WHAT IS BEING ASKED
Reproduce the data from the start through the line containing "The cable 52 is at (963, 88).", inclusive.

INPUT ROWS
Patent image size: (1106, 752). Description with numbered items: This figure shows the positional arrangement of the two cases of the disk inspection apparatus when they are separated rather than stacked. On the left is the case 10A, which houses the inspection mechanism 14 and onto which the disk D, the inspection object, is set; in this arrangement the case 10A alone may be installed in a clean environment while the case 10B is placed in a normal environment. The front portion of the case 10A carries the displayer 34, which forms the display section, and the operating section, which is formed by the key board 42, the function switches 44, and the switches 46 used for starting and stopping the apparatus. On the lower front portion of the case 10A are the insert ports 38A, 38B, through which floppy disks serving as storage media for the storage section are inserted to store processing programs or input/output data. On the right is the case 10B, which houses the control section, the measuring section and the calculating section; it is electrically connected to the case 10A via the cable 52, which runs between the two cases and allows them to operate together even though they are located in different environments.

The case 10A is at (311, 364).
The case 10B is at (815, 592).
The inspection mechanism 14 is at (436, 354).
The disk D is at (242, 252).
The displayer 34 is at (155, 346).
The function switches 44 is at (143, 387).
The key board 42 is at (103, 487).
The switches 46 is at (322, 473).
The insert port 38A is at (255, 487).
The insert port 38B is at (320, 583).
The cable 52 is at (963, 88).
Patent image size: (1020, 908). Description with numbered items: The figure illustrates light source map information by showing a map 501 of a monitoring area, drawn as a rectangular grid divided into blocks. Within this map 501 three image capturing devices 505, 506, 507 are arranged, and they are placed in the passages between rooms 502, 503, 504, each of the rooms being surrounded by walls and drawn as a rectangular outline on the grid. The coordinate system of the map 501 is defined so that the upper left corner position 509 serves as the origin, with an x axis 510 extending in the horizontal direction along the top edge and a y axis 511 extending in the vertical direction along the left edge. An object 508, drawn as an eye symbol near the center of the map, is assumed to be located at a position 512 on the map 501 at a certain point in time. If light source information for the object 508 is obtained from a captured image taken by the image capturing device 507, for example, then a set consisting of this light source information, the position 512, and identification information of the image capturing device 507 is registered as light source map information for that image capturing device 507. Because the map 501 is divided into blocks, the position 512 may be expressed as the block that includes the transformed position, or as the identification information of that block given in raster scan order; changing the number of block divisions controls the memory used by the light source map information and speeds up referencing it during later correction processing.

EXERCISE ANSWER
Patent image size: (1106, 752). Description with numbered items: This figure shows the positional arrangement of the two cases of the disk inspection apparatus when they are separated rather than stacked. On the left is the case 10A, which houses the inspection mechanism 14 and onto which the disk D, the inspection object, is set; in this arrangement the case 10A alone may be installed in a clean environment while the case 10B is placed in a normal environment. The front portion of the case 10A carries the displayer 34, which forms the display section, and the operating section, which is formed by the key board 42, the function switches 44, and the switches 46 used for starting and stopping the apparatus. On the lower front portion of the case 10A are the insert ports 38A, 38B, through which floppy disks serving as storage media for the storage section are inserted to store processing programs or input/output data. On the right is the case 10B, which houses the control section, the measuring section and the calculating section; it is electrically connected to the case 10A via the cable 52, which runs between the two cases and allows them to operate together even though they are located in different environments.

The case 10A is at (311, 364).
The case 10B is at (815, 592).
The inspection mechanism 14 is at (436, 354).
The disk D is at (242, 252).
The displayer 34 is at (155, 346).
The function switches 44 is at (143, 387).
The key board 42 is at (103, 487).
The switches 46 is at (322, 473).
The insert port 38A is at (255, 487).
The insert port 38B is at (320, 583).
The cable 52 is at (963, 88).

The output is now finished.